Request:
Convert every line of the listing below into a numbered list, skipping blank lines and leaving out the pictures.

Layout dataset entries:
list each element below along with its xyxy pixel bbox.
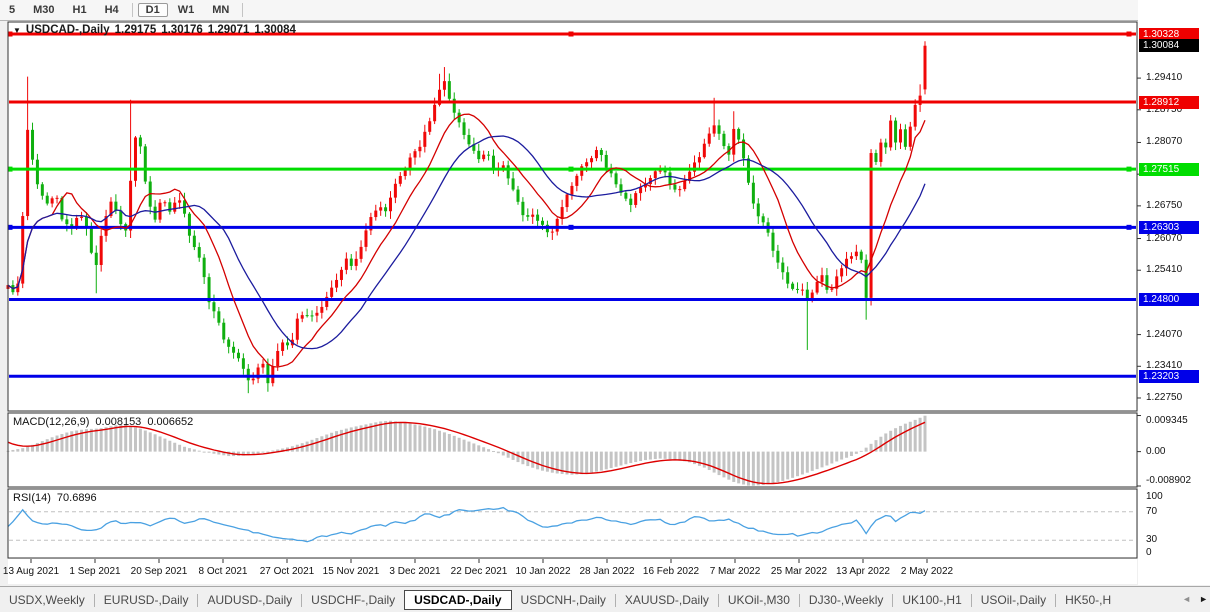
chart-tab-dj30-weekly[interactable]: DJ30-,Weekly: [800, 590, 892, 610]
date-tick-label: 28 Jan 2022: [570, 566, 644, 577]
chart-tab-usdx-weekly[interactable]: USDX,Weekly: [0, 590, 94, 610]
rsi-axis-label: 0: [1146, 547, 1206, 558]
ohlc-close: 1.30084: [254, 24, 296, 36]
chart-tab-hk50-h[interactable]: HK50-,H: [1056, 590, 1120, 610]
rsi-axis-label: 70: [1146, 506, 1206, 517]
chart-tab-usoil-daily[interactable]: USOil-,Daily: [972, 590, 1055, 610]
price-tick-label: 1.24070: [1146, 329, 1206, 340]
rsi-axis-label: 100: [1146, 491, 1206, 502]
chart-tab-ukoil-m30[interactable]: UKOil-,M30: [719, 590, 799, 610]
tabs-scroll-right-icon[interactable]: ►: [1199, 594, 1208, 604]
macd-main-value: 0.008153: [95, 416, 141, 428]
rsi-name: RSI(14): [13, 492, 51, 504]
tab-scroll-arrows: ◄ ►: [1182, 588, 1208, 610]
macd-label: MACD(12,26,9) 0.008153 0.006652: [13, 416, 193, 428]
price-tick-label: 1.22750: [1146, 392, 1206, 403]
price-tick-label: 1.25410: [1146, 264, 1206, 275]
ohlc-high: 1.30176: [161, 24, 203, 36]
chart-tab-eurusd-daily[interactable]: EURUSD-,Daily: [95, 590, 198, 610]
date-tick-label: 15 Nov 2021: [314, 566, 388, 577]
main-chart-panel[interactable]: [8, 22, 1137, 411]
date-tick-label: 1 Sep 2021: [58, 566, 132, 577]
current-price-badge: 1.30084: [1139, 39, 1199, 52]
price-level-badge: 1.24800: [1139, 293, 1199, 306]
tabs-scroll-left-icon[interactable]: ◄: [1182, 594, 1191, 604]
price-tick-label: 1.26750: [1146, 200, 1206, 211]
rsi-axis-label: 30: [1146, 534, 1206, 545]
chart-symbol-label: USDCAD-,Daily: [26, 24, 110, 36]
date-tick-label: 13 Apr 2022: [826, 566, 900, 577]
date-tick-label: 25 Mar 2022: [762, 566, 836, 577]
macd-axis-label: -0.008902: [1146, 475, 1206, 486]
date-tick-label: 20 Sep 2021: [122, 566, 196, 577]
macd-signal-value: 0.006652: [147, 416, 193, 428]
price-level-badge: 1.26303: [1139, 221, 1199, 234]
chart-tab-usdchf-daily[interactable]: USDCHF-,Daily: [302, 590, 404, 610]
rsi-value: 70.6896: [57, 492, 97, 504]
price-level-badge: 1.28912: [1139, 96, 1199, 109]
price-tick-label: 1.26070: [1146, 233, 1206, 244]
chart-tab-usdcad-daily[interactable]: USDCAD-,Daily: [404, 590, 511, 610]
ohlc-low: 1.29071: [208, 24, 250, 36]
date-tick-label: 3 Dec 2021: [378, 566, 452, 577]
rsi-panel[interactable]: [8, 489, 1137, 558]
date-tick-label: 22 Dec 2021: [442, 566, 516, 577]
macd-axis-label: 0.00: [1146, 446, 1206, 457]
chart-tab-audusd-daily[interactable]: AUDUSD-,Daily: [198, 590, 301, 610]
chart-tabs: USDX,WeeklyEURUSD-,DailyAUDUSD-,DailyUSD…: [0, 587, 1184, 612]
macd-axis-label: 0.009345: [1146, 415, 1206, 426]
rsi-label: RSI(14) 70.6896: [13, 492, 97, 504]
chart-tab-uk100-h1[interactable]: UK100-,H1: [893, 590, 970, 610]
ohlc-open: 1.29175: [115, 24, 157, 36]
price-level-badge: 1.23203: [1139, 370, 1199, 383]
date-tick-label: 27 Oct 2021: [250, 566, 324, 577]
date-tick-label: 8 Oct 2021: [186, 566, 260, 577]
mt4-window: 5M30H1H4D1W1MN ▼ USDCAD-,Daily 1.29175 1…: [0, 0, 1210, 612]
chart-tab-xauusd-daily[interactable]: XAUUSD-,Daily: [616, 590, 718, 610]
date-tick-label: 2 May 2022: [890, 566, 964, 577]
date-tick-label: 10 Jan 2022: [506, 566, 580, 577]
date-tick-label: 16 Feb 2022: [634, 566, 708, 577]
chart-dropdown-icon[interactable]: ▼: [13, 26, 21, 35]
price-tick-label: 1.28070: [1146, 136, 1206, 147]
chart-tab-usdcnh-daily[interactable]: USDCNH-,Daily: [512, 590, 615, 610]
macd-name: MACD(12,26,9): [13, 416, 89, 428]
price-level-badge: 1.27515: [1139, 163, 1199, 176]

Output:
1. list each element below along with its xyxy pixel bbox.
2. chart-tab-dj30-weekly[interactable]: DJ30-,Weekly: [800, 590, 892, 610]
3. date-tick-label: 28 Jan 2022: [570, 566, 644, 577]
4. chart-tab-usdx-weekly[interactable]: USDX,Weekly: [0, 590, 94, 610]
5. rsi-axis-label: 0: [1146, 547, 1206, 558]
6. ohlc-close: 1.30084: [254, 24, 296, 36]
7. chart-tab-hk50-h[interactable]: HK50-,H: [1056, 590, 1120, 610]
8. rsi-axis-label: 70: [1146, 506, 1206, 517]
9. chart-tab-usoil-daily[interactable]: USOil-,Daily: [972, 590, 1055, 610]
10. price-tick-label: 1.24070: [1146, 329, 1206, 340]
11. rsi-axis-label: 100: [1146, 491, 1206, 502]
12. chart-tab-ukoil-m30[interactable]: UKOil-,M30: [719, 590, 799, 610]
13. tabs-scroll-right-icon[interactable]: ►: [1199, 594, 1208, 604]
14. macd-main-value: 0.008153: [95, 416, 141, 428]
15. rsi-name: RSI(14): [13, 492, 51, 504]
16. tab-scroll-arrows: ◄ ►: [1182, 588, 1208, 610]
17. macd-label: MACD(12,26,9) 0.008153 0.006652: [13, 416, 193, 428]
18. price-tick-label: 1.22750: [1146, 392, 1206, 403]
19. price-tick-label: 1.25410: [1146, 264, 1206, 275]
20. ohlc-high: 1.30176: [161, 24, 203, 36]
21. chart-tab-eurusd-daily[interactable]: EURUSD-,Daily: [95, 590, 198, 610]
22. date-tick-label: 15 Nov 2021: [314, 566, 388, 577]
23. main-chart-panel[interactable]: [8, 22, 1137, 411]
24. date-tick-label: 1 Sep 2021: [58, 566, 132, 577]
25. current-price-badge: 1.30084: [1139, 39, 1199, 52]
26. price-level-badge: 1.24800: [1139, 293, 1199, 306]
27. tabs-scroll-left-icon[interactable]: ◄: [1182, 594, 1191, 604]
28. price-tick-label: 1.26750: [1146, 200, 1206, 211]
29. rsi-axis-label: 30: [1146, 534, 1206, 545]
30. chart-symbol-label: USDCAD-,Daily: [26, 24, 110, 36]
31. date-tick-label: 13 Apr 2022: [826, 566, 900, 577]
32. date-tick-label: 25 Mar 2022: [762, 566, 836, 577]
33. macd-axis-label: -0.008902: [1146, 475, 1206, 486]
34. date-tick-label: 20 Sep 2021: [122, 566, 196, 577]
35. macd-signal-value: 0.006652: [147, 416, 193, 428]
36. price-level-badge: 1.26303: [1139, 221, 1199, 234]
37. chart-tab-usdchf-daily[interactable]: USDCHF-,Daily: [302, 590, 404, 610]
38. rsi-value: 70.6896: [57, 492, 97, 504]
39. price-level-badge: 1.28912: [1139, 96, 1199, 109]
40. price-tick-label: 1.26070: [1146, 233, 1206, 244]
41. chart-tab-usdcad-daily[interactable]: USDCAD-,Daily: [404, 590, 511, 610]
42. ohlc-low: 1.29071: [208, 24, 250, 36]
43. date-tick-label: 3 Dec 2021: [378, 566, 452, 577]
44. rsi-panel[interactable]: [8, 489, 1137, 558]
45. date-tick-label: 22 Dec 2021: [442, 566, 516, 577]
46. macd-axis-label: 0.00: [1146, 446, 1206, 457]
47. chart-tab-audusd-daily[interactable]: AUDUSD-,Daily: [198, 590, 301, 610]
48. chart-tabs: USDX,WeeklyEURUSD-,DailyAUDUSD-,DailyUSD…: [0, 587, 1184, 612]
49. macd-axis-label: 0.009345: [1146, 415, 1206, 426]
50. rsi-label: RSI(14) 70.6896: [13, 492, 97, 504]
51. chart-tab-uk100-h1[interactable]: UK100-,H1: [893, 590, 970, 610]
52. ohlc-open: 1.29175: [115, 24, 157, 36]
53. price-level-badge: 1.23203: [1139, 370, 1199, 383]
54. date-tick-label: 27 Oct 2021: [250, 566, 324, 577]
55. date-tick-label: 8 Oct 2021: [186, 566, 260, 577]
56. mt4-window: 5M30H1H4D1W1MN ▼ USDCAD-,Daily 1.29175 1…: [0, 0, 1210, 612]
57. chart-tab-xauusd-daily[interactable]: XAUUSD-,Daily: [616, 590, 718, 610]
58. date-tick-label: 2 May 2022: [890, 566, 964, 577]
59. date-tick-label: 10 Jan 2022: [506, 566, 580, 577]
60. date-tick-label: 16 Feb 2022: [634, 566, 708, 577]
61. chart-dropdown-icon[interactable]: ▼: [13, 26, 21, 35]
62. price-tick-label: 1.28070: [1146, 136, 1206, 147]
63. chart-tab-usdcnh-daily[interactable]: USDCNH-,Daily: [512, 590, 615, 610]
64. macd-name: MACD(12,26,9): [13, 416, 89, 428]
65. price-level-badge: 1.27515: [1139, 163, 1199, 176]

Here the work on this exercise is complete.